#### Given request 1
Reproduce, word for word, the whole post about routing through a Meraki VMX100 in Azure.

Hi.
I have just set up a Meraki VMX100 in my Azure cloud. We are using this to create a site to site vpn with our on premise MX64 (soon to be upgraded to an MX84). The documentation I obtained from Cisco was a little outdated, the biggest issue being that you can't bind the routing table that you create with the VMX100 nic as it's a managed application and there is a system configured denial even if you are the owner. I did create a routing table and bound it to the vnet that the VMX100 is associated with. The VMX is not routing correctly, though although the routes I set up have been shared with the on premise MX64.
The site to site tunnel is up, running and passing traffic. From a physical machine on premises, I can tracert to the VMX, using its internal, non public IP address. This is exactly what I expected and what should be happening.
>tracert 10.0.9.4
From on premise physical server to AzureVMX100
Tracing route to 10.0.9.4 over a maximum of 30 hops
1 <1 ms <1 ms <1 ms 10.0.0.1 On premise Meraki
2 20 ms 21 ms 20 ms 10.0.9.4 IP of VMX100
Trace complete.
I have 2 vnets that have virtual machines on them that the VMX is supposed to be routing to. One is a subnet of the vnet the VMX is on, 10.0.9.32/28 and the other is 10.0.8.32/28.
Unfortunately, when I do a tracert to a VM that is on 10.0.8.32 subnet, I get this. The first hop goes to my on premises Meraki, as it should. But then some sort of weirdness happens...I personally did not configure 6.12.83.237, I had to research to even see where that IP was coming from. The VMX is controlled by an Azure Managed App and prevents users from accessing it directly so I can't even see where this is coming from.
tracert 10.0.8.37
From on premise physical server to Azure VM
Tracing route to 10.0.8.37 over a maximum of 30 hops
1 <1 ms <1 ms <1 ms 10.0.0.1 On premise Meraki
2 22 ms 21 ms 20 ms 6.12.83.237 ??? some Azure Public IP
30 * * * Request timed out.

#### Input

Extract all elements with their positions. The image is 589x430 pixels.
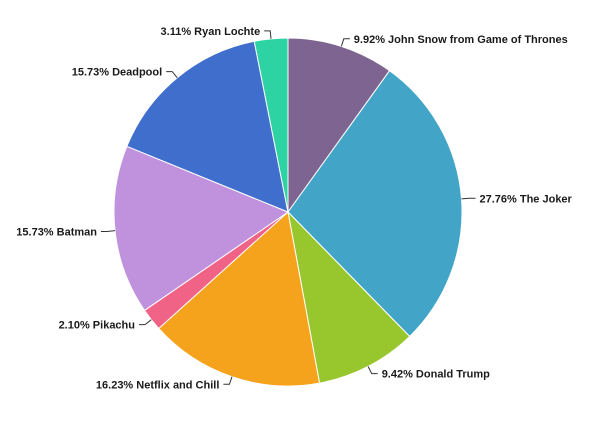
- slice-label-john-snow-from-game-of-thrones: 9.92% John Snow from Game of Thrones: [354, 34, 568, 46]
- leader-line-ryan-lochte: [264, 30, 272, 39]
- slice-label-netflix-and-chill: 16.23% Netflix and Chill: [96, 379, 219, 391]
- pie-slices: [113, 37, 463, 387]
- slice-label-deadpool: 15.73% Deadpool: [72, 67, 162, 79]
- slice-label-batman: 15.73% Batman: [16, 227, 97, 239]
- leader-line-pikachu: [139, 319, 152, 326]
- pie-slice-donald-trump: [287, 210, 411, 384]
- slice-label-ryan-lochte: 3.11% Ryan Lochte: [161, 26, 261, 38]
- slice-label-donald-trump: 9.42% Donald Trump: [382, 369, 490, 381]
- slice-label-pikachu: 2.10% Pikachu: [59, 320, 135, 332]
- leader-line-batman: [101, 230, 116, 232]
- pie-labels: 9.92% John Snow from Game of Thrones 27.7…: [16, 26, 572, 391]
- leader-line-deadpool: [166, 71, 178, 79]
- pie-slice-netflix-and-chill: [158, 211, 321, 387]
- slice-label-the-joker: 27.76% The Joker: [480, 193, 573, 205]
- pie-leader-lines: [101, 30, 476, 385]
- pie-slice-ryan-lochte: [253, 37, 289, 213]
- leader-line-john-snow-from-game-of-thrones: [340, 38, 350, 47]
- leader-line-netflix-and-chill: [223, 376, 233, 385]
- leader-line-donald-trump: [367, 366, 378, 375]
- leader-line-the-joker: [461, 197, 476, 200]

#### Given request 2
From the rows, quote the lines from the one containing "- slice-label-john-snow-from-game-of-thrones: 9.92%" through the one containing "- slice-label-pikachu: 2.10%", inclusive.

#### Full answer 1
Hi.
I have just set up a Meraki VMX100 in my Azure cloud. We are using this to create a site to site vpn with our on premise MX64 (soon to be upgraded to an MX84). The documentation I obtained from Cisco was a little outdated, the biggest issue being that you can't bind the routing table that you create with the VMX100 nic as it's a managed application and there is a system configured denial even if you are the owner. I did create a routing table and bound it to the vnet that the VMX100 is associated with. The VMX is not routing correctly, though although the routes I set up have been shared with the on premise MX64.
The site to site tunnel is up, running and passing traffic. From a physical machine on premises, I can tracert to the VMX, using its internal, non public IP address. This is exactly what I expected and what should be happening.
>tracert 10.0.9.4
From on premise physical server to AzureVMX100
Tracing route to 10.0.9.4 over a maximum of 30 hops
1 <1 ms <1 ms <1 ms 10.0.0.1 On premise Meraki
2 20 ms 21 ms 20 ms 10.0.9.4 IP of VMX100
Trace complete.
I have 2 vnets that have virtual machines on them that the VMX is supposed to be routing to. One is a subnet of the vnet the VMX is on, 10.0.9.32/28 and the other is 10.0.8.32/28.
Unfortunately, when I do a tracert to a VM that is on 10.0.8.32 subnet, I get this. The first hop goes to my on premises Meraki, as it should. But then some sort of weirdness happens...I personally did not configure 6.12.83.237, I had to research to even see where that IP was coming from. The VMX is controlled by an Azure Managed App and prevents users from accessing it directly so I can't even see where this is coming from.
tracert 10.0.8.37
From on premise physical server to Azure VM
Tracing route to 10.0.8.37 over a maximum of 30 hops
1 <1 ms <1 ms <1 ms 10.0.0.1 On premise Meraki
2 22 ms 21 ms 20 ms 6.12.83.237 ??? some Azure Public IP
30 * * * Request timed out.

#### Full answer 2
- slice-label-john-snow-from-game-of-thrones: 9.92% John Snow from Game of Thrones: [354, 34, 568, 46]
- leader-line-ryan-lochte: [264, 30, 272, 39]
- slice-label-netflix-and-chill: 16.23% Netflix and Chill: [96, 379, 219, 391]
- pie-slices: [113, 37, 463, 387]
- slice-label-deadpool: 15.73% Deadpool: [72, 67, 162, 79]
- slice-label-batman: 15.73% Batman: [16, 227, 97, 239]
- leader-line-pikachu: [139, 319, 152, 326]
- pie-slice-donald-trump: [287, 210, 411, 384]
- slice-label-ryan-lochte: 3.11% Ryan Lochte: [161, 26, 261, 38]
- slice-label-donald-trump: 9.42% Donald Trump: [382, 369, 490, 381]
- slice-label-pikachu: 2.10% Pikachu: [59, 320, 135, 332]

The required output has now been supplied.